## Written instruction
Can you print every record below exactly as written?

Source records
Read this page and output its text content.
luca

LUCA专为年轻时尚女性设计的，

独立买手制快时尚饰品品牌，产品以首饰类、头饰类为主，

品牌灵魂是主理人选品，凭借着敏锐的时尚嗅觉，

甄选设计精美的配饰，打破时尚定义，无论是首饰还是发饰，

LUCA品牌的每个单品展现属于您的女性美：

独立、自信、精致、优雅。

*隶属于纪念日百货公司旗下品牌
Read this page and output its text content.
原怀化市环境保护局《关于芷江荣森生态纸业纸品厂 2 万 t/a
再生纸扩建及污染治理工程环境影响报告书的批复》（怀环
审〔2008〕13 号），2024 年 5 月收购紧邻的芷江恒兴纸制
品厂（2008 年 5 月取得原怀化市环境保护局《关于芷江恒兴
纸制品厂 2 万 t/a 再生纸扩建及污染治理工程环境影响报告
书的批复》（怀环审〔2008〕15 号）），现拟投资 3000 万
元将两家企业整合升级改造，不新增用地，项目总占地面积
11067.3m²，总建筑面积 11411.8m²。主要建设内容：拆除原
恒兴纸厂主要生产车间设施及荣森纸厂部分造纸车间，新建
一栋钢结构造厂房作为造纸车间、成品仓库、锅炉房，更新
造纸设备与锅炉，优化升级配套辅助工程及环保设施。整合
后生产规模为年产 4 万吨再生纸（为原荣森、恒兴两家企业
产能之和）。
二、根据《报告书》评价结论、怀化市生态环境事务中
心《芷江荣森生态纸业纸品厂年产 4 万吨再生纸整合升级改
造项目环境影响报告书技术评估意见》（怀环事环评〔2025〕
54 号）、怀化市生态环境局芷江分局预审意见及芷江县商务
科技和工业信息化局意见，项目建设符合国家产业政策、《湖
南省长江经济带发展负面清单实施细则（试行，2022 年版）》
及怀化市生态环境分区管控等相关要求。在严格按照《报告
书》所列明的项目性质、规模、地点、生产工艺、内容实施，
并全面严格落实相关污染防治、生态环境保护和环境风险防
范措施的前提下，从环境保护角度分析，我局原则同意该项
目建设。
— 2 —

## Output of the exercise
Read this page and output its text content.
luca

LUCA专为年轻时尚女性设计的，

独立买手制快时尚饰品品牌，产品以首饰类、头饰类为主，

品牌灵魂是主理人选品，凭借着敏锐的时尚嗅觉，

甄选设计精美的配饰，打破时尚定义，无论是首饰还是发饰，

LUCA品牌的每个单品展现属于您的女性美：

独立、自信、精致、优雅。

*隶属于纪念日百货公司旗下品牌
Read this page and output its text content.
原怀化市环境保护局《关于芷江荣森生态纸业纸品厂 2 万 t/a
再生纸扩建及污染治理工程环境影响报告书的批复》（怀环
审〔2008〕13 号），2024 年 5 月收购紧邻的芷江恒兴纸制
品厂（2008 年 5 月取得原怀化市环境保护局《关于芷江恒兴
纸制品厂 2 万 t/a 再生纸扩建及污染治理工程环境影响报告
书的批复》（怀环审〔2008〕15 号）），现拟投资 3000 万
元将两家企业整合升级改造，不新增用地，项目总占地面积
11067.3m²，总建筑面积 11411.8m²。主要建设内容：拆除原
恒兴纸厂主要生产车间设施及荣森纸厂部分造纸车间，新建
一栋钢结构造厂房作为造纸车间、成品仓库、锅炉房，更新
造纸设备与锅炉，优化升级配套辅助工程及环保设施。整合
后生产规模为年产 4 万吨再生纸（为原荣森、恒兴两家企业
产能之和）。
二、根据《报告书》评价结论、怀化市生态环境事务中
心《芷江荣森生态纸业纸品厂年产 4 万吨再生纸整合升级改
造项目环境影响报告书技术评估意见》（怀环事环评〔2025〕
54 号）、怀化市生态环境局芷江分局预审意见及芷江县商务
科技和工业信息化局意见，项目建设符合国家产业政策、《湖
南省长江经济带发展负面清单实施细则（试行，2022 年版）》
及怀化市生态环境分区管控等相关要求。在严格按照《报告
书》所列明的项目性质、规模、地点、生产工艺、内容实施，
并全面严格落实相关污染防治、生态环境保护和环境风险防
范措施的前提下，从环境保护角度分析，我局原则同意该项
目建设。
— 2 —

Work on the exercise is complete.